**Records supplied**
——————

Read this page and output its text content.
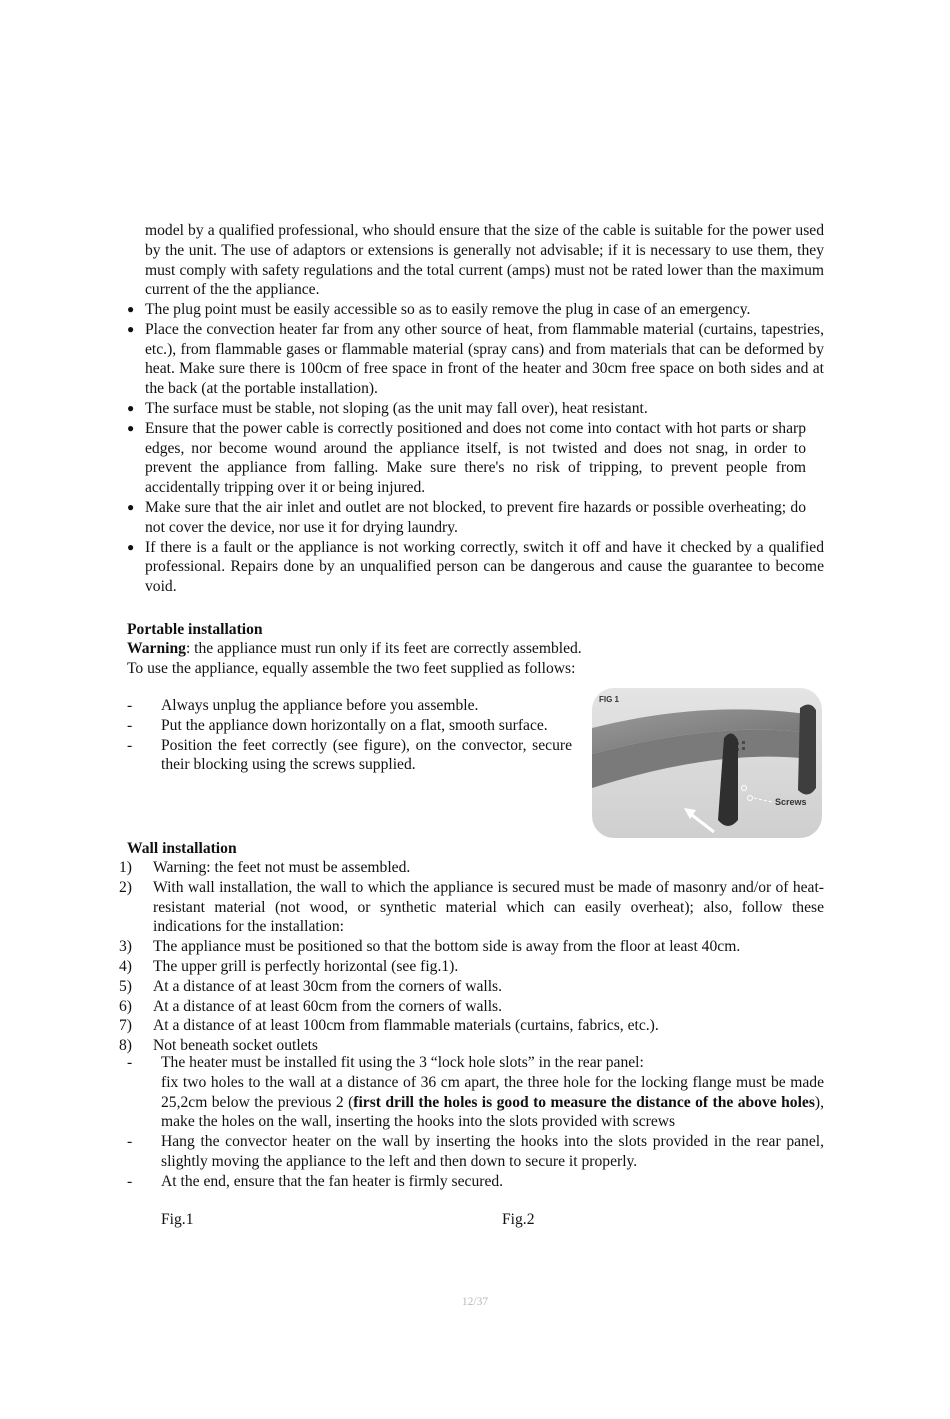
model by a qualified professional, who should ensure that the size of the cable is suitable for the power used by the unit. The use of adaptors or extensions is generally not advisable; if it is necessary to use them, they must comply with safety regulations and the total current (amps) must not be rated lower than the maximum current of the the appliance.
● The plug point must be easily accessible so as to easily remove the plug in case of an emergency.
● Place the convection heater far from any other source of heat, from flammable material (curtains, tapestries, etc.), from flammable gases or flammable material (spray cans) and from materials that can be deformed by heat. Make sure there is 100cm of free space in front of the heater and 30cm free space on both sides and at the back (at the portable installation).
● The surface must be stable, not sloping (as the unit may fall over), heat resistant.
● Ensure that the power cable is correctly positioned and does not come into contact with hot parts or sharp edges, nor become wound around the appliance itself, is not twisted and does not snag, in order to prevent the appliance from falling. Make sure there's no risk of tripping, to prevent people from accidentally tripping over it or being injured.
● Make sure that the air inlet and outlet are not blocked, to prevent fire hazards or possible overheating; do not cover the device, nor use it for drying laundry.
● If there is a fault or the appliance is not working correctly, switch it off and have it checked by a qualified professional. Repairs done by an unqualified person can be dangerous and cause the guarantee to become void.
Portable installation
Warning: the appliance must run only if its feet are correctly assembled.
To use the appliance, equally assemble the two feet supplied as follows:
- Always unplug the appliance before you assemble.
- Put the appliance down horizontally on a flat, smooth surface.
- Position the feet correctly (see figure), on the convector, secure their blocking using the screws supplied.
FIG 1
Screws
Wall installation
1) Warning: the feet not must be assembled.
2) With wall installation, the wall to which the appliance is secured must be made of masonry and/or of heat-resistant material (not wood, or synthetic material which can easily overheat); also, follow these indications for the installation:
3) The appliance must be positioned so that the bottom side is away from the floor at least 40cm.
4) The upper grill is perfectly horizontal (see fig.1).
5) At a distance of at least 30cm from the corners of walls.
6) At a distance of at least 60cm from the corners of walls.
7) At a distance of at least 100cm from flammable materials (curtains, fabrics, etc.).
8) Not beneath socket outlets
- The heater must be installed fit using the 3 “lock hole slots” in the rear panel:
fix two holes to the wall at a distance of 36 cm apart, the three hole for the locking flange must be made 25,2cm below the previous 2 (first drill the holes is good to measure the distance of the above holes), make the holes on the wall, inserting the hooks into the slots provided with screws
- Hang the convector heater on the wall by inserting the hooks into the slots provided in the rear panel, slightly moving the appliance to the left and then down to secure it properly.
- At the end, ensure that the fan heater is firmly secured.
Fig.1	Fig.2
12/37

——————

Repeat the full listing above exactly, with no pictures in the copy.

**Finished exercise**
Read this page and output its text content.
model by a qualified professional, who should ensure that the size of the cable is suitable for the power used by the unit. The use of adaptors or extensions is generally not advisable; if it is necessary to use them, they must comply with safety regulations and the total current (amps) must not be rated lower than the maximum current of the the appliance.
● The plug point must be easily accessible so as to easily remove the plug in case of an emergency.
● Place the convection heater far from any other source of heat, from flammable material (curtains, tapestries, etc.), from flammable gases or flammable material (spray cans) and from materials that can be deformed by heat. Make sure there is 100cm of free space in front of the heater and 30cm free space on both sides and at the back (at the portable installation).
● The surface must be stable, not sloping (as the unit may fall over), heat resistant.
● Ensure that the power cable is correctly positioned and does not come into contact with hot parts or sharp edges, nor become wound around the appliance itself, is not twisted and does not snag, in order to prevent the appliance from falling. Make sure there's no risk of tripping, to prevent people from accidentally tripping over it or being injured.
● Make sure that the air inlet and outlet are not blocked, to prevent fire hazards or possible overheating; do not cover the device, nor use it for drying laundry.
● If there is a fault or the appliance is not working correctly, switch it off and have it checked by a qualified professional. Repairs done by an unqualified person can be dangerous and cause the guarantee to become void.
Portable installation
Warning: the appliance must run only if its feet are correctly assembled.
To use the appliance, equally assemble the two feet supplied as follows:
- Always unplug the appliance before you assemble.
- Put the appliance down horizontally on a flat, smooth surface.
- Position the feet correctly (see figure), on the convector, secure their blocking using the screws supplied.
FIG 1
Screws
Wall installation
1) Warning: the feet not must be assembled.
2) With wall installation, the wall to which the appliance is secured must be made of masonry and/or of heat-resistant material (not wood, or synthetic material which can easily overheat); also, follow these indications for the installation:
3) The appliance must be positioned so that the bottom side is away from the floor at least 40cm.
4) The upper grill is perfectly horizontal (see fig.1).
5) At a distance of at least 30cm from the corners of walls.
6) At a distance of at least 60cm from the corners of walls.
7) At a distance of at least 100cm from flammable materials (curtains, fabrics, etc.).
8) Not beneath socket outlets
- The heater must be installed fit using the 3 “lock hole slots” in the rear panel:
fix two holes to the wall at a distance of 36 cm apart, the three hole for the locking flange must be made 25,2cm below the previous 2 (first drill the holes is good to measure the distance of the above holes), make the holes on the wall, inserting the hooks into the slots provided with screws
- Hang the convector heater on the wall by inserting the hooks into the slots provided in the rear panel, slightly moving the appliance to the left and then down to secure it properly.
- At the end, ensure that the fan heater is firmly secured.
Fig.1	Fig.2
12/37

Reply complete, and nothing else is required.